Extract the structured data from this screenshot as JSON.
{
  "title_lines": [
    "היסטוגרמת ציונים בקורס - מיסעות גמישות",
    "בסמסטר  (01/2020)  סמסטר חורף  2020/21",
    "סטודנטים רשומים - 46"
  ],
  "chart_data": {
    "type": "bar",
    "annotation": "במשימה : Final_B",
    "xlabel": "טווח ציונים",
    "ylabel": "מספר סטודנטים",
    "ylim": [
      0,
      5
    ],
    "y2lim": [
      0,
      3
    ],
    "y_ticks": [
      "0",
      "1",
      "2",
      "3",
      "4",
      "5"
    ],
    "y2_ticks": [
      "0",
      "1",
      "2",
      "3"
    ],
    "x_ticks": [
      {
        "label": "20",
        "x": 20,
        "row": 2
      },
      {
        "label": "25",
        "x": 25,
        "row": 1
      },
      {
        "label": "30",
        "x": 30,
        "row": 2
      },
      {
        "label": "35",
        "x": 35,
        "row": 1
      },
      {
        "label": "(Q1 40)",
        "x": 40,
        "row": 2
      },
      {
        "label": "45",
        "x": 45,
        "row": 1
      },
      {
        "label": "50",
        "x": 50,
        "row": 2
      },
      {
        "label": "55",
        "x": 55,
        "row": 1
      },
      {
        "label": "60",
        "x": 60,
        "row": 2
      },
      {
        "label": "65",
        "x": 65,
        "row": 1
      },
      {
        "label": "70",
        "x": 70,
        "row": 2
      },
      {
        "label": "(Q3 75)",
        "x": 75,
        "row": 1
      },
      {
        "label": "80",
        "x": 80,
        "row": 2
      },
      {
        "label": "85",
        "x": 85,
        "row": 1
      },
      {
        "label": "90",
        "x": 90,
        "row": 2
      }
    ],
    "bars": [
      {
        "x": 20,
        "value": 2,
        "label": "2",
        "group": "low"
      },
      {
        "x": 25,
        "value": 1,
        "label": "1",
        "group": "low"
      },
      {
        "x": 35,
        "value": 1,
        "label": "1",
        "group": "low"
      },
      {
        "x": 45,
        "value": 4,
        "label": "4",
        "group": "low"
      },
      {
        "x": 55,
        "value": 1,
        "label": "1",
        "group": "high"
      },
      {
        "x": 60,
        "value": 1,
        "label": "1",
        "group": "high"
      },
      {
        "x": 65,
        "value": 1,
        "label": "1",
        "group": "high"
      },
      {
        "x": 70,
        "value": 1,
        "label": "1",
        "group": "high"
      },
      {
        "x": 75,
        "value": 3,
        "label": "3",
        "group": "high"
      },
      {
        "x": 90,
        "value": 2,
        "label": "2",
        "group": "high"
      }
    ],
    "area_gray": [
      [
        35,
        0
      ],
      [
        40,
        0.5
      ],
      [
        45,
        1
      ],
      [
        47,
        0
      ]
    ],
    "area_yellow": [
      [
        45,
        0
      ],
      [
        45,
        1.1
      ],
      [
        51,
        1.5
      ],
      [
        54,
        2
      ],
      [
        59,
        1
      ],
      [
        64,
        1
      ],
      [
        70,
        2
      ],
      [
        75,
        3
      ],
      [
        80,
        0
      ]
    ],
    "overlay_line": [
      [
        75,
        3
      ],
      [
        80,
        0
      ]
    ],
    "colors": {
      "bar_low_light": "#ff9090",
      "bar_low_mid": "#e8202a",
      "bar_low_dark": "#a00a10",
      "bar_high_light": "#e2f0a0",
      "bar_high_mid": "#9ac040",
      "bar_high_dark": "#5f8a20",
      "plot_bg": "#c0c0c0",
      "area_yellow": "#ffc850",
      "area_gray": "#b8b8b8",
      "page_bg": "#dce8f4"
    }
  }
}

* * *

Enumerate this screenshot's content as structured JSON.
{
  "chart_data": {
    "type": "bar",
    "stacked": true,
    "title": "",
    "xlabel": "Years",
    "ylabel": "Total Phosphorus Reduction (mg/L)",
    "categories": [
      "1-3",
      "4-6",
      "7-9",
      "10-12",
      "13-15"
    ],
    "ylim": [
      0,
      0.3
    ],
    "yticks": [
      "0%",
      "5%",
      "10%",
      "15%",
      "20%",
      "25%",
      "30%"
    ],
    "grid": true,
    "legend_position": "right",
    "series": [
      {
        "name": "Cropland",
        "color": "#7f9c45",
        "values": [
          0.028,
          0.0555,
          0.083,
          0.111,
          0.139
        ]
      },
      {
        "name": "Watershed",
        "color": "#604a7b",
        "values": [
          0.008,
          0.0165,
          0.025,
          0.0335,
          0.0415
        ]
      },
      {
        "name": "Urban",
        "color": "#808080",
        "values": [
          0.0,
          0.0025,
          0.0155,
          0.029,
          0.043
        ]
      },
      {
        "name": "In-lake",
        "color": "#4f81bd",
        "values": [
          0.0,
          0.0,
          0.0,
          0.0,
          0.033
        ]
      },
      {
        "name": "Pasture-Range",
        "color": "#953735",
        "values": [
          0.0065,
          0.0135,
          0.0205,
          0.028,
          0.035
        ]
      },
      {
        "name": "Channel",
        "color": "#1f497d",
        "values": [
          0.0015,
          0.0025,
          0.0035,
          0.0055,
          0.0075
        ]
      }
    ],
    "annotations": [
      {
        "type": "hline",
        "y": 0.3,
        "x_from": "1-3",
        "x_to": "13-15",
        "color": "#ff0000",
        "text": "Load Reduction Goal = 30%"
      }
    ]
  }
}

## WORK TO COMPLETE
For this exercise, gather every line of the data that contains the word "ציונים".

## RESPONSE TO THE EXERCISE
    "היסטוגרמת ציונים בקורס - מיסעות גמישות",
    "xlabel": "טווח ציונים",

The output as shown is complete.